═════ Selection

The following FASCINATING article just came to light (actually just posted a day ago!). It is a bit of a diatribe by one Denis Wedgwood (he of ovoid valve and Saturn waterkey fame) about the subject company (now that it is essentially dead and buried and being run by someone else). You can read it at http://www.themouthpiece.com/vb/showthread.php?t=19436 . (appears to be a fascinating website/bb list, btw).

Since the original attachment included a request to publicize it as much as possible, here goes:
Quote:
Boosey & Hawkes (Besson) – The True Story

I was four and a half years old when my father decided to present me with his cornet. It was a Besson. He’d bought it second hand in 1935 at the Crystal Palace Exhibition, and, as he was playing Soprano Cornet with Fairys Band at the time, he didn’t need it.

It gleamed: leather case polished, with my name engraved on the lid. My Besson Cornet, with it’s separate ‘back’ slide for ‘A’, or Low Pitch as it was called then, earned its keep in two works bands – Ferrodo & Clayton Aniline – with me as a 12 year old boy soloist at 30 [pre- Euro] shillings per week, eventually spending lots of years in the pit at the Royal Opera House grinding out Swan Lake Neapolitans & Prokofiev Nightmares – for me anyway.
The only thing I did to my Besson Cornet was to fit a third slide lever for the Cornet duet with Mr. Dilley, the Principal, in Verdi’s Opera Don Carlos, when we recorded it with Guilini. Mr. Guilini, until he heard us, thought that the cornet was less mellow in sound than the trumpet – rather than the opposite. Oh, and Mr. Dilley used an even older Besson Cornet than mine, still with its ‘echo’ attachment.

══════════

__Direction A__: Lay out the part of the listing that starts at its first line and ends with the line containing "- text: +62: [325, 7, 393, 45]" as a Markdown table with the columns Row and Line, skipping blank lines.

═════ Records for the task

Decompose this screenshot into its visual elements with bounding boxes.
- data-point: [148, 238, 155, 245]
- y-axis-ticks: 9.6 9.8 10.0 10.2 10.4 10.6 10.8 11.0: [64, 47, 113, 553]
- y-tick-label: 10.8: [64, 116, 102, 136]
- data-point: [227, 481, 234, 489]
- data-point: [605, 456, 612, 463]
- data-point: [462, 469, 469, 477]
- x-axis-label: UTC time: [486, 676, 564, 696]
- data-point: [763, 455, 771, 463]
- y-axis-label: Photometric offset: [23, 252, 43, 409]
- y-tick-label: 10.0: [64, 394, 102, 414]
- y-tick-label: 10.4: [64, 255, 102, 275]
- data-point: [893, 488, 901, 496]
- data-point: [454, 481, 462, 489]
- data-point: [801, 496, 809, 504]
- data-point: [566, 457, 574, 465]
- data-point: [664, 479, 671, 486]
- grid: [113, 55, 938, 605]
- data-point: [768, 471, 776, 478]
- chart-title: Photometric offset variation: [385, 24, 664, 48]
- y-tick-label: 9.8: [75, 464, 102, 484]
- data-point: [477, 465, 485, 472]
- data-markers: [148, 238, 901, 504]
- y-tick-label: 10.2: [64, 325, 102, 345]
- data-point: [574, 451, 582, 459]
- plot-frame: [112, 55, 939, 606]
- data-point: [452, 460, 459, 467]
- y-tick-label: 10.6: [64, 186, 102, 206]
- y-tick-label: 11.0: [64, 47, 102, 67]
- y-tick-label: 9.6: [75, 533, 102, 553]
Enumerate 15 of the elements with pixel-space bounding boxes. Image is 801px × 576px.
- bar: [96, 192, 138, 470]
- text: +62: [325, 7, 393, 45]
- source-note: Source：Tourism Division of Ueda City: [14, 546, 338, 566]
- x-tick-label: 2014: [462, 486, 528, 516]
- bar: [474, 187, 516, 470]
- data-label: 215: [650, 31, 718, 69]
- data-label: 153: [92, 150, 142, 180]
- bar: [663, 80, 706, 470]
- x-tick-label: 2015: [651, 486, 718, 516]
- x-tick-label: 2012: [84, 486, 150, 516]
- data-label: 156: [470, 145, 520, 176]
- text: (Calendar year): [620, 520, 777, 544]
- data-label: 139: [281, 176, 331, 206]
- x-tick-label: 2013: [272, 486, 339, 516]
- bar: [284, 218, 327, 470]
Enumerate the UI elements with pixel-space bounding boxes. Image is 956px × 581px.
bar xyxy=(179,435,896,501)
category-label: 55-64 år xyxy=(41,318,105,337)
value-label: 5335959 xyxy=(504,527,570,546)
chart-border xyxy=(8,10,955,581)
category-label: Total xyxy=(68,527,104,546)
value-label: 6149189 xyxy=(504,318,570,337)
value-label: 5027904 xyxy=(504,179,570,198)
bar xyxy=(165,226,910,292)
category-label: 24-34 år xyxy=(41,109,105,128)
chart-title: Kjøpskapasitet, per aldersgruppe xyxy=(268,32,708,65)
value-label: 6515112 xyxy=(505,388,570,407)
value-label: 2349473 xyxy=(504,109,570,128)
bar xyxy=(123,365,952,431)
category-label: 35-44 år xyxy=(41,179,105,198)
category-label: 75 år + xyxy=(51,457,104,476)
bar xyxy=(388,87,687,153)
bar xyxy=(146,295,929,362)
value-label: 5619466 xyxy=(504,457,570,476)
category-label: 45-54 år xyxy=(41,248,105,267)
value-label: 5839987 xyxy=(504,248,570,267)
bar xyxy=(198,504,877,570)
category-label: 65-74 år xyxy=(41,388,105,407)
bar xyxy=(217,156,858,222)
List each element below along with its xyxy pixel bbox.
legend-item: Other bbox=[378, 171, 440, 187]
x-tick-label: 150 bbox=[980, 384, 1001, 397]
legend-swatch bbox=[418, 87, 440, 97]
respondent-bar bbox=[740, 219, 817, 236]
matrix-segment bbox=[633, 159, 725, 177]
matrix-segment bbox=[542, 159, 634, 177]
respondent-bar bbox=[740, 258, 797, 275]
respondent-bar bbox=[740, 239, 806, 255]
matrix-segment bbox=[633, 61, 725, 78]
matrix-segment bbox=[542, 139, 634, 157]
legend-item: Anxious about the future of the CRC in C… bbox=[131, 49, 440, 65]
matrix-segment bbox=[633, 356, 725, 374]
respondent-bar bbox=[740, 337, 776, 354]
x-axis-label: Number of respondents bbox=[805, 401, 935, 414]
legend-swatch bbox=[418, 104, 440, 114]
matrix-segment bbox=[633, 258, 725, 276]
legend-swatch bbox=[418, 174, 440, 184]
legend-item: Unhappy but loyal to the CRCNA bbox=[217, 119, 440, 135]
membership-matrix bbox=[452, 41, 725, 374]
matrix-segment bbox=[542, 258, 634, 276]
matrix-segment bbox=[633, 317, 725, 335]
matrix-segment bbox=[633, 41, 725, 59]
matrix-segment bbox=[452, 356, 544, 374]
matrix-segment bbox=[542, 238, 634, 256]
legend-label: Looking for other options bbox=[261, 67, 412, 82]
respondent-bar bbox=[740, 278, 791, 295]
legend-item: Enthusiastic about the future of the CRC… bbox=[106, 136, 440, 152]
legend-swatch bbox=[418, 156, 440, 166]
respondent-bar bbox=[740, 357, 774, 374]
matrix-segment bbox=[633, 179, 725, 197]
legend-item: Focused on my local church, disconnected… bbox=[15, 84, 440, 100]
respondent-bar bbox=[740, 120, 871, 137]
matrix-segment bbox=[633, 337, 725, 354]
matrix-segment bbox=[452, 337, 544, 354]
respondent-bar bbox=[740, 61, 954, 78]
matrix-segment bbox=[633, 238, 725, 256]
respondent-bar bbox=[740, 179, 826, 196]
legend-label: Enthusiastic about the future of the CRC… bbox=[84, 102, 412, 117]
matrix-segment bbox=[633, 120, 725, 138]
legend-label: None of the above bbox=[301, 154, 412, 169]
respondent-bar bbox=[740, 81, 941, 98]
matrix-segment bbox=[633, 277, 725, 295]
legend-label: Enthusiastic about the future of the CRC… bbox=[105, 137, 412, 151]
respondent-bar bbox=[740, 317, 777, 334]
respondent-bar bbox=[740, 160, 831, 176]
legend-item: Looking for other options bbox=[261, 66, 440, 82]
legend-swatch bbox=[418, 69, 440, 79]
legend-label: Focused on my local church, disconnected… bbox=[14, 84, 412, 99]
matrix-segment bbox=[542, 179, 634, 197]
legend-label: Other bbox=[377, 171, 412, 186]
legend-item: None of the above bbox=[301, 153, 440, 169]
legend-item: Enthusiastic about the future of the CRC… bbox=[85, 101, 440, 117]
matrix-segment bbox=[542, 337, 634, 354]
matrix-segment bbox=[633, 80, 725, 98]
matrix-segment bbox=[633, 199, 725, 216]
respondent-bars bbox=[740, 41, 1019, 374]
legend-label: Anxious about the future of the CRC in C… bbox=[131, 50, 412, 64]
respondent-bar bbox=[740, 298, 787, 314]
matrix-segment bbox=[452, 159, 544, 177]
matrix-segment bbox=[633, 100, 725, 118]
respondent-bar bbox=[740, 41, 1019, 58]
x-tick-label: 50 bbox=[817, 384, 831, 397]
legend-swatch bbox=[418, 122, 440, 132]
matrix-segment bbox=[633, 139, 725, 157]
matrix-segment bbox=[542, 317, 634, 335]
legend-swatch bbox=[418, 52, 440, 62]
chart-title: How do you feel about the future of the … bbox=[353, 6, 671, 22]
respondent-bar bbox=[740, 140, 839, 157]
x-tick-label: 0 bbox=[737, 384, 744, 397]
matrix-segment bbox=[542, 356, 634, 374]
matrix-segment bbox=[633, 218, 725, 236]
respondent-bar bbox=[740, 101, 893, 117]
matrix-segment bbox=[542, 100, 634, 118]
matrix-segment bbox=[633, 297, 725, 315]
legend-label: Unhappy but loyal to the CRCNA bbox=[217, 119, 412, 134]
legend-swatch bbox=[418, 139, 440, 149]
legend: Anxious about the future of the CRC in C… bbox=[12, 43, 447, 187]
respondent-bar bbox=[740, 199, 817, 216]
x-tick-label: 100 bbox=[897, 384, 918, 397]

══════════

__Direction B__: In the post about the Besson cornet, where and in what year did the father buy the cornet second hand?

__Correct result A__:
| Row | Line |
|---|---|
| 1 | Decompose this screenshot into its visual elements with bounding boxes. |
| 2 | - data-point: [148, 238, 155, 245] |
| 3 | - y-axis-ticks: 9.6 9.8 10.0 10.2 10.4 10.6 10.8 11.0: [64, 47, 113, 553] |
| 4 | - y-tick-label: 10.8: [64, 116, 102, 136] |
| 5 | - data-point: [227, 481, 234, 489] |
| 6 | - data-point: [605, 456, 612, 463] |
| 7 | - data-point: [462, 469, 469, 477] |
| 8 | - x-axis-label: UTC time: [486, 676, 564, 696] |
| 9 | - data-point: [763, 455, 771, 463] |
| 10 | - y-axis-label: Photometric offset: [23, 252, 43, 409] |
| 11 | - y-tick-label: 10.0: [64, 394, 102, 414] |
| 12 | - y-tick-label: 10.4: [64, 255, 102, 275] |
| 13 | - data-point: [893, 488, 901, 496] |
| 14 | - data-point: [454, 481, 462, 489] |
| 15 | - data-point: [801, 496, 809, 504] |
| 16 | - data-point: [566, 457, 574, 465] |
| 17 | - data-point: [664, 479, 671, 486] |
| 18 | - grid: [113, 55, 938, 605] |
| 19 | - data-point: [768, 471, 776, 478] |
| 20 | - chart-title: Photometric offset variation: [385, 24, 664, 48] |
| 21 | - y-tick-label: 9.8: [75, 464, 102, 484] |
| 22 | - data-point: [477, 465, 485, 472] |
| 23 | - data-markers: [148, 238, 901, 504] |
| 24 | - y-tick-label: 10.2: [64, 325, 102, 345] |
| 25 | - data-point: [574, 451, 582, 459] |
| 26 | - plot-frame: [112, 55, 939, 606] |
| 27 | - data-point: [452, 460, 459, 467] |
| 28 | - y-tick-label: 10.6: [64, 186, 102, 206] |
| 29 | - y-tick-label: 11.0: [64, 47, 102, 67] |
| 30 | - y-tick-label: 9.6: [75, 533, 102, 553] |
| 31 | Enumerate 15 of the elements with pixel-space bounding boxes. Image is 801px × 576px. |
| 32 | - bar: [96, 192, 138, 470] |
| 33 | - text: +62: [325, 7, 393, 45] |

__Correct result B__: At the Crystal Palace Exhibition in 1935.